Find the word "möglich" in the data. Return every line where it appears.

Dataset records

•••••

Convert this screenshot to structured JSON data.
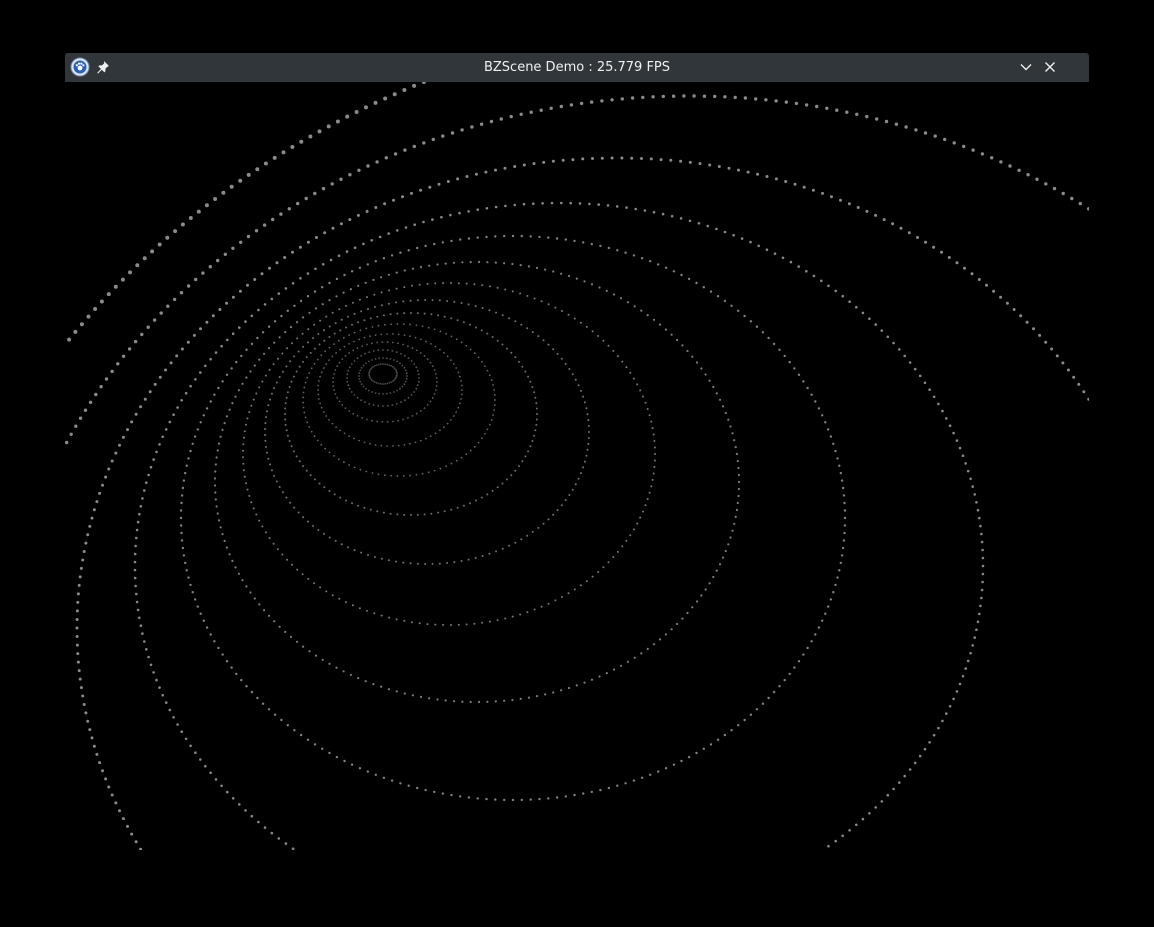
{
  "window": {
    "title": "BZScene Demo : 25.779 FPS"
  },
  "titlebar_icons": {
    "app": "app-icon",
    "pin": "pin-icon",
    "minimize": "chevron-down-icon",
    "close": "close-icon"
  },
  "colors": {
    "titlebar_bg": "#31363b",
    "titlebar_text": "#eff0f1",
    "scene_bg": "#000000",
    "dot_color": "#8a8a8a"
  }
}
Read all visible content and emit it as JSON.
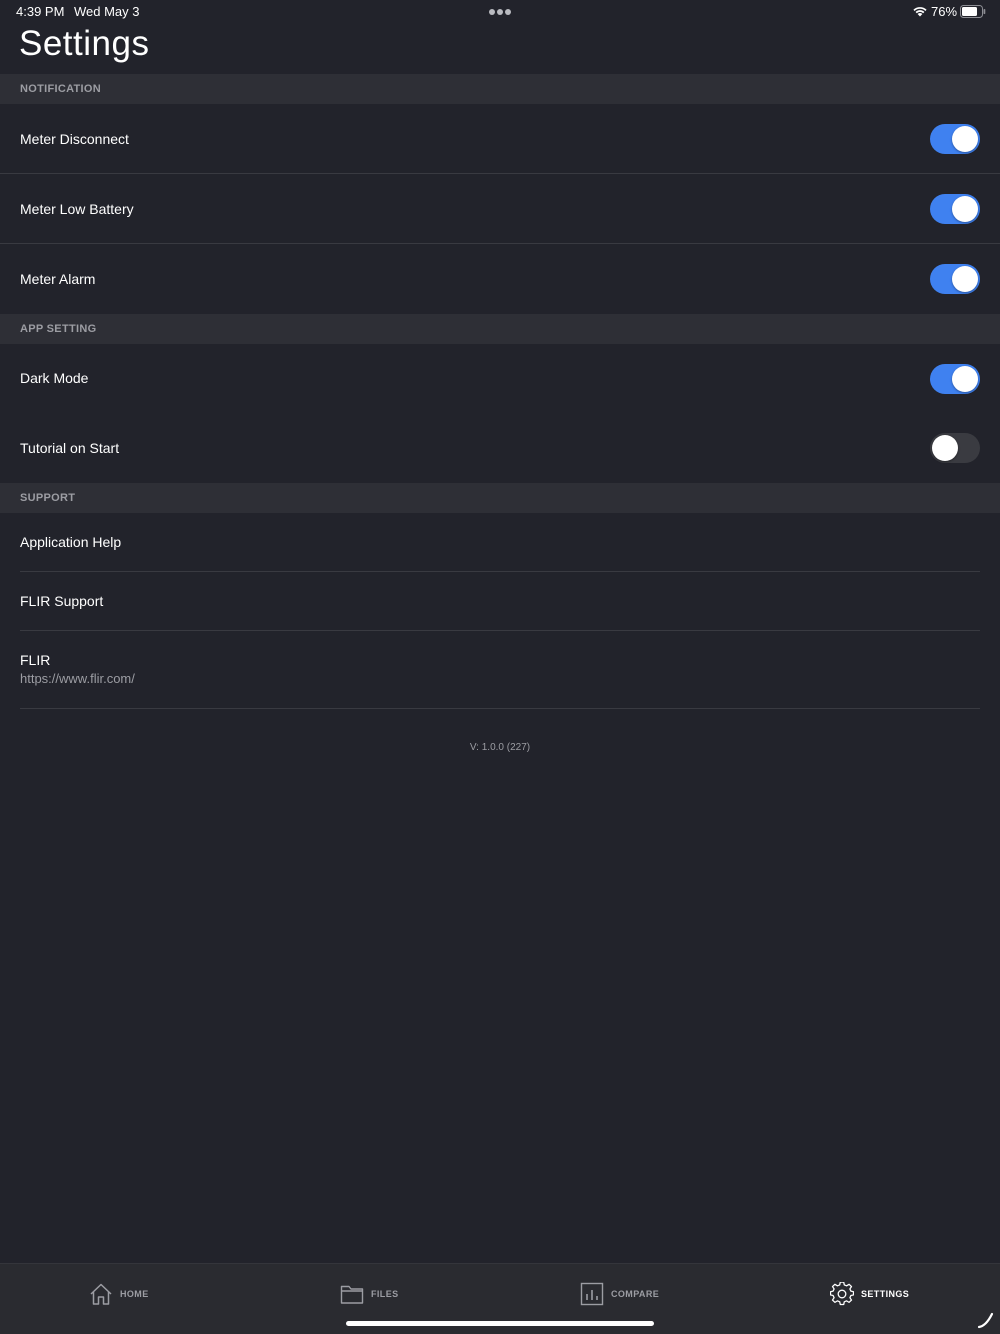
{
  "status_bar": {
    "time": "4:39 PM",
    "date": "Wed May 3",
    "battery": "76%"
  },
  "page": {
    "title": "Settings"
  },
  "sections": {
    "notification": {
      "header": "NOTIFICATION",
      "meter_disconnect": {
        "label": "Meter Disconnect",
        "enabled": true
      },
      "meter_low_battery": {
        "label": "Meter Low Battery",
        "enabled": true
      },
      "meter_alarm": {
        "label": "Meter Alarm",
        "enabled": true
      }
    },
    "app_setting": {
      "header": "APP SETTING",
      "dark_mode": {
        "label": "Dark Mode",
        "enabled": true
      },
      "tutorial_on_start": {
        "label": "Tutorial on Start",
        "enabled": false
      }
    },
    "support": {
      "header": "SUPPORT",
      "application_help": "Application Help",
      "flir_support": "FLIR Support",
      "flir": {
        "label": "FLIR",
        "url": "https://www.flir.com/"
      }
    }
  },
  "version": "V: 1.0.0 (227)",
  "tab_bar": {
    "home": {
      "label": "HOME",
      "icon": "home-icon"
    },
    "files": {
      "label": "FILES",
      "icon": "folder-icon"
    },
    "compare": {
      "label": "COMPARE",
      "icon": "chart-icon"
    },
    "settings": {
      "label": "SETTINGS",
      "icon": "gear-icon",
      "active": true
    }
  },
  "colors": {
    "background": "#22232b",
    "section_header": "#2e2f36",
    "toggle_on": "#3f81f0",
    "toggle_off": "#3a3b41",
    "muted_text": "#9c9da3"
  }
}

•••••

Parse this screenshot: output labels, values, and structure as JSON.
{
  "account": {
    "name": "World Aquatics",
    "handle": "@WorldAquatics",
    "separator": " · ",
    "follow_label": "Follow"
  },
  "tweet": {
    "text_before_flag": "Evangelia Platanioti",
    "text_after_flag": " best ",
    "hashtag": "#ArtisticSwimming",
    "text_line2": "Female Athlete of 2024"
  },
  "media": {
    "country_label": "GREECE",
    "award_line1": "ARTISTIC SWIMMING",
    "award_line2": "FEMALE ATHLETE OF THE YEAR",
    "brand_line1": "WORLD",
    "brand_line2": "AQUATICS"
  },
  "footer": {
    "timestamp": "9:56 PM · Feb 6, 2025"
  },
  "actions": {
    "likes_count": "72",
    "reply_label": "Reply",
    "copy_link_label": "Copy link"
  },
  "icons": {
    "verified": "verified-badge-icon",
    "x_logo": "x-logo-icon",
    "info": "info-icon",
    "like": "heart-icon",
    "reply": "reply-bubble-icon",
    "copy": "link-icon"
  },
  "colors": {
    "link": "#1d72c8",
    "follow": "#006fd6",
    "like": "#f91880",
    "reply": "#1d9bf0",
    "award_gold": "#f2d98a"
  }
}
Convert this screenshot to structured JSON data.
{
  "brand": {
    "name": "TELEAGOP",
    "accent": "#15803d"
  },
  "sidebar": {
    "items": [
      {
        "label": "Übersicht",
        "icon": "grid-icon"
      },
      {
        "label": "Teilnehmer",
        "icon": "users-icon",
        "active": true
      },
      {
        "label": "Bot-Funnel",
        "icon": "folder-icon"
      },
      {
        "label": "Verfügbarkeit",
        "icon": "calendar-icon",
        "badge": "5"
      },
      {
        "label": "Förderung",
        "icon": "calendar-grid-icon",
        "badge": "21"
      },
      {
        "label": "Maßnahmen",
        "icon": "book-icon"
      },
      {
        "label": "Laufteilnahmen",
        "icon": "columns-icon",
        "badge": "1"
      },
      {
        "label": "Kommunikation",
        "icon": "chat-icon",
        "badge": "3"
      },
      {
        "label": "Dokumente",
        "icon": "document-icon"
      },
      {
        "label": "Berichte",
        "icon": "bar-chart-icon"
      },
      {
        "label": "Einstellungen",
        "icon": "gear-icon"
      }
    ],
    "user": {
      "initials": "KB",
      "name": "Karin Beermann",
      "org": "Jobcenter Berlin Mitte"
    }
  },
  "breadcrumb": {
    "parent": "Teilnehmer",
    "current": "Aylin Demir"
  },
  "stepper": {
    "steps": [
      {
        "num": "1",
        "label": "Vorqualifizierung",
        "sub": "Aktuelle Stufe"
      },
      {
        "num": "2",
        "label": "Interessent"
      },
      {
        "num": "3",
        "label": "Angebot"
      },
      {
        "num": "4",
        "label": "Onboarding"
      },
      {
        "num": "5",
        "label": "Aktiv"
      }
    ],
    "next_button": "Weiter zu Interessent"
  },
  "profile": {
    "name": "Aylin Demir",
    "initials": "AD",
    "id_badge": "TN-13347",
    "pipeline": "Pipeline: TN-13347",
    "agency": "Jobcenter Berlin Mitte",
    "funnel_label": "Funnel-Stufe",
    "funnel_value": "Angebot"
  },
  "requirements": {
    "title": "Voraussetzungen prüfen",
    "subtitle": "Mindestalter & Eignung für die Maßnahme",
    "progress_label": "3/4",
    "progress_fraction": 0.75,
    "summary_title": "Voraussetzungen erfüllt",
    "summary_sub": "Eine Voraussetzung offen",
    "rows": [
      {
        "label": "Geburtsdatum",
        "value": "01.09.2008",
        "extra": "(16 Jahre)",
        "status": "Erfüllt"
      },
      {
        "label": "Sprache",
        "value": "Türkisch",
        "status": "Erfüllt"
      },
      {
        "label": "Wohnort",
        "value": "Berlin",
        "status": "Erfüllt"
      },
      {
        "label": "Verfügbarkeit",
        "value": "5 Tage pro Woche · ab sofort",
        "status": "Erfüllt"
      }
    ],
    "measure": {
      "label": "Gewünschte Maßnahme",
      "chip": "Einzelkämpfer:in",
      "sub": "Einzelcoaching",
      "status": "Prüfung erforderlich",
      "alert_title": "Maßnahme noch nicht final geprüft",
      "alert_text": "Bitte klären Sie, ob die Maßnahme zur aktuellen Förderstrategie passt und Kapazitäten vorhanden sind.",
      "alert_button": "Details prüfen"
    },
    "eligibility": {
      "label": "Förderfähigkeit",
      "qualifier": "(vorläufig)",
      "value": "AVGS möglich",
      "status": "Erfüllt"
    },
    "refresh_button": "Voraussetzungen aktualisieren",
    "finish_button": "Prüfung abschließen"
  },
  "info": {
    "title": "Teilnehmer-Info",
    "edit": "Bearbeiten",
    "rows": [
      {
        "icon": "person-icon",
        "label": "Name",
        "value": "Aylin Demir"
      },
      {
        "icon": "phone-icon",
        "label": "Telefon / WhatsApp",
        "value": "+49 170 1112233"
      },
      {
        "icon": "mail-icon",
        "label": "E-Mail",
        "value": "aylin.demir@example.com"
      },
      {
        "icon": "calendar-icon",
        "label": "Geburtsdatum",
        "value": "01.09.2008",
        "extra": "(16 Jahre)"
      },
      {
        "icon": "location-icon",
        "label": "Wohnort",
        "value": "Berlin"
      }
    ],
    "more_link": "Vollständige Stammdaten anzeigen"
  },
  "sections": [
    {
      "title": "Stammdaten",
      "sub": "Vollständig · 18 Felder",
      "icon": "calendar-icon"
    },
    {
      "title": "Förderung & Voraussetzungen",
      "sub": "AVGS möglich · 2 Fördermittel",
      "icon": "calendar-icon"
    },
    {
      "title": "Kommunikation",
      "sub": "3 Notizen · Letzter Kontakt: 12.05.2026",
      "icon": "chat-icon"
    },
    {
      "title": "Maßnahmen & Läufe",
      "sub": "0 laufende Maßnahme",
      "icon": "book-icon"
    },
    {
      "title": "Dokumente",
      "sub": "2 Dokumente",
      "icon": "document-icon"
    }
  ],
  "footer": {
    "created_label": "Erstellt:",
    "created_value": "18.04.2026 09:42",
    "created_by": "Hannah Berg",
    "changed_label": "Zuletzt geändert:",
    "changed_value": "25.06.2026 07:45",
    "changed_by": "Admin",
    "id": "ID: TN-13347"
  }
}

•••••

[WRITTEN RESPONSE]
      "value": "AVGS möglich",
      "sub": "AVGS möglich · 2 Fördermittel",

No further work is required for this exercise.